**Aim of the task:** Pull every line holding the word "structure" from the data below and copy it.

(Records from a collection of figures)
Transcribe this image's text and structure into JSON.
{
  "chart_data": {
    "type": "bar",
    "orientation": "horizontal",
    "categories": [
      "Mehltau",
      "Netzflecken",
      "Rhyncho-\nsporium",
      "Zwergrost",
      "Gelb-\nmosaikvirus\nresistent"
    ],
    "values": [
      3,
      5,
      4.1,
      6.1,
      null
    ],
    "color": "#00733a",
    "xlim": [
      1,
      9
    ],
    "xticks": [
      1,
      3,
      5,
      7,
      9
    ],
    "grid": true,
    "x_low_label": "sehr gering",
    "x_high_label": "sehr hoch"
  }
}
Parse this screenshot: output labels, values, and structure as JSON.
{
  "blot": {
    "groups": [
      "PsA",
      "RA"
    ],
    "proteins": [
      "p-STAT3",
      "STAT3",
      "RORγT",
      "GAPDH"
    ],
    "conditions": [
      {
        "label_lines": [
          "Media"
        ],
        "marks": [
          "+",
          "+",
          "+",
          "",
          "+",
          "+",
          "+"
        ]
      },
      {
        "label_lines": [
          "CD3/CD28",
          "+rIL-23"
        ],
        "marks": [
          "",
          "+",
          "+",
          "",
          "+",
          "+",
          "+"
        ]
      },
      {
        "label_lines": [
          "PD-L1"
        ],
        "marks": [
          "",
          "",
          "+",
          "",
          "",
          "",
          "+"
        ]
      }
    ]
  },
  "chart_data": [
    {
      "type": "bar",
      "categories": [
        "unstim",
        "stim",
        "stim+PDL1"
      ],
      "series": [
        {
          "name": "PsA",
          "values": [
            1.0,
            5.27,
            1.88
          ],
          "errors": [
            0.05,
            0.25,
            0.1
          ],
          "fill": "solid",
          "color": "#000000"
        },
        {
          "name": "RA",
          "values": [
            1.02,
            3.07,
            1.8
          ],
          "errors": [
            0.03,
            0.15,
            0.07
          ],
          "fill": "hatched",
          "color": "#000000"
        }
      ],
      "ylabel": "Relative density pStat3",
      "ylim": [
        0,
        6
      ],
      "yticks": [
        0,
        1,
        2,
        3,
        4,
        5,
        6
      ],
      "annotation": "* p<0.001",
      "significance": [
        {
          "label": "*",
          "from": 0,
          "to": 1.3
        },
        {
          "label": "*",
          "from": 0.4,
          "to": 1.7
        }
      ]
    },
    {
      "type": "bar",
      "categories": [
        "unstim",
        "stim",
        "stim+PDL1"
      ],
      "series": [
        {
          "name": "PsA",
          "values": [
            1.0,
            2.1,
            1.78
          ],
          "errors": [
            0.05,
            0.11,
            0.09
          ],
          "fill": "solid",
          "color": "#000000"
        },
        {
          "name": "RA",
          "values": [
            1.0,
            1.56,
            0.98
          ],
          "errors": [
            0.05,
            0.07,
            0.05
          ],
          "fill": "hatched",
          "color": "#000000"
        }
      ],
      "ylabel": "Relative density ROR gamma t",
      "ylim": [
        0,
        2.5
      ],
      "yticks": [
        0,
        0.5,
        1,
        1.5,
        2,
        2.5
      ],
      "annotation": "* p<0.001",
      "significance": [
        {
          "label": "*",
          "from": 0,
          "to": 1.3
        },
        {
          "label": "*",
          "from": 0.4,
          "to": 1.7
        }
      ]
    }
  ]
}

**Answer to this task:**
Transcribe this image's text and structure into JSON.
Parse this screenshot: output labels, values, and structure as JSON.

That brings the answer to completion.